OBJECTIF DE L'EXERCICE:
Pouvez-vous renvoyer mot pour mot la partie de l'extrait ci-dessous, consacré aux produits français en Chine, en commençant par « Mais ces délices » et en terminant par « peu de pain... » ?

EXTRAIT:
---*---

Toutefois, soulignons que la consommation de viande en Chine est en augmentation constante, notamment celle de porc (elle a quadruplé selon le US Agriculture Department). Dans ce secteur, il existe une grande variété de produits français de haute qualité, et donc, des opportunités en attente. À noter tout de même que l’Italie et l’Espagne importent déjà depuis plusieurs années en Chine leurs respectifs jambon de Parme et saucisson, des voisins qui risquent de faire un peu d’ombre à l’Hexagone dans le domaine de la charcuterie.

 

Dans ce contexte, la grande majorité de l’offre des MSO concerne les vins, dont la région bordelaise recèle. Mais tout de même, il est dommage que les consommateurs chinois passent à côté de tout ce que le Sud-Ouest français a à lui offrir : foie gras, armagnac, jambon de Bayonne pruneaux d’Agen, noix du Périgord, volailles fermières des Landes, bœuf gascon, tomme des Pyrénées, roquefort, melon du Quercy, cassoulet, confit de canard et j’en passe…

 

Mais ces délices font-ils véritablement envie aux Chinois ? « Hormis les vins et le foie gras, ces produits du terroir sont très peu connus en Chine, puisqu’ils ne sont pas exportés », rappelle Magali Bladier. Bien que généralement curieux des « nouveautés » venant de l’étranger, il ne faut pas oublier que les Chinois n’ont pas reçu la même formation au goût que les Français. Ainsi, le fromage est-il difficile à digérer pour la plupart... « Lors de la Foire de l’Ouest à Chengdu en octobre dernier, nous avions un stand de promotion sur lequel nous proposions une dégustation de roquefort et du fromage de brebis Ossau-Iraty. Beaucoup de personnes ont fait un peu la grimace en goûtant, puis ont recraché les produits », avoue-t-elle. D’ailleurs, un article de l’AFP ironisait, constatant qu’il serait difficile de vendre du pâté et du fromage dans un pays où l’on mange très peu de pain...

---*---

CONTENU DES DONNÉES:
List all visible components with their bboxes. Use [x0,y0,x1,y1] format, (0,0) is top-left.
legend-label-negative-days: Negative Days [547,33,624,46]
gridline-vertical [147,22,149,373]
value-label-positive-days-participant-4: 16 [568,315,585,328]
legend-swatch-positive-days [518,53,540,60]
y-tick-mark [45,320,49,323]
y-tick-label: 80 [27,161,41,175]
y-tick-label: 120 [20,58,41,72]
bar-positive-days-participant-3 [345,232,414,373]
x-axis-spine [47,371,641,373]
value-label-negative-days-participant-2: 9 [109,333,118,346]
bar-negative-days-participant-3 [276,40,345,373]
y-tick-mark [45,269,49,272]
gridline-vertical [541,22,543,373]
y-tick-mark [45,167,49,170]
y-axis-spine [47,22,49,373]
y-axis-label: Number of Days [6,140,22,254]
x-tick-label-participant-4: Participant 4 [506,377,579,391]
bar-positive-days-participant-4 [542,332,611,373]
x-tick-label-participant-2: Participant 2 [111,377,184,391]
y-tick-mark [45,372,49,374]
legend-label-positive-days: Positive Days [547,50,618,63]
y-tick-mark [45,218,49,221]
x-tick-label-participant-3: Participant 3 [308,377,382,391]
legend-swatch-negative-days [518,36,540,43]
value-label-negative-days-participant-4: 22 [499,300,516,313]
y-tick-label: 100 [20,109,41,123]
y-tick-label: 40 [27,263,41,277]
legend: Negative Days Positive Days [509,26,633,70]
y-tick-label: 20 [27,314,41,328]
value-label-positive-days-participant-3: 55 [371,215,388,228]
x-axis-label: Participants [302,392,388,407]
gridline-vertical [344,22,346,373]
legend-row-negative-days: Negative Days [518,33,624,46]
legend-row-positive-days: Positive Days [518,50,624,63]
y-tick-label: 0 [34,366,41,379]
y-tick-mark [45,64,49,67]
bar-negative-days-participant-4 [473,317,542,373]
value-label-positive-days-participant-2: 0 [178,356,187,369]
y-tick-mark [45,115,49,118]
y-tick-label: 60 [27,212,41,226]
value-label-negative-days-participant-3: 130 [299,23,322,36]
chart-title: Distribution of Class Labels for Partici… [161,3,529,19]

---*---

RÉPONSE À L'EXERCICE:
Mais ces délices font-ils véritablement envie aux Chinois ? « Hormis les vins et le foie gras, ces produits du terroir sont très peu connus en Chine, puisqu’ils ne sont pas exportés », rappelle Magali Bladier. Bien que généralement curieux des « nouveautés » venant de l’étranger, il ne faut pas oublier que les Chinois n’ont pas reçu la même formation au goût que les Français. Ainsi, le fromage est-il difficile à digérer pour la plupart... « Lors de la Foire de l’Ouest à Chengdu en octobre dernier, nous avions un stand de promotion sur lequel nous proposions une dégustation de roquefort et du fromage de brebis Ossau-Iraty. Beaucoup de personnes ont fait un peu la grimace en goûtant, puis ont recraché les produits », avoue-t-elle. D’ailleurs, un article de l’AFP ironisait, constatant qu’il serait difficile de vendre du pâté et du fromage dans un pays où l’on mange très peu de pain...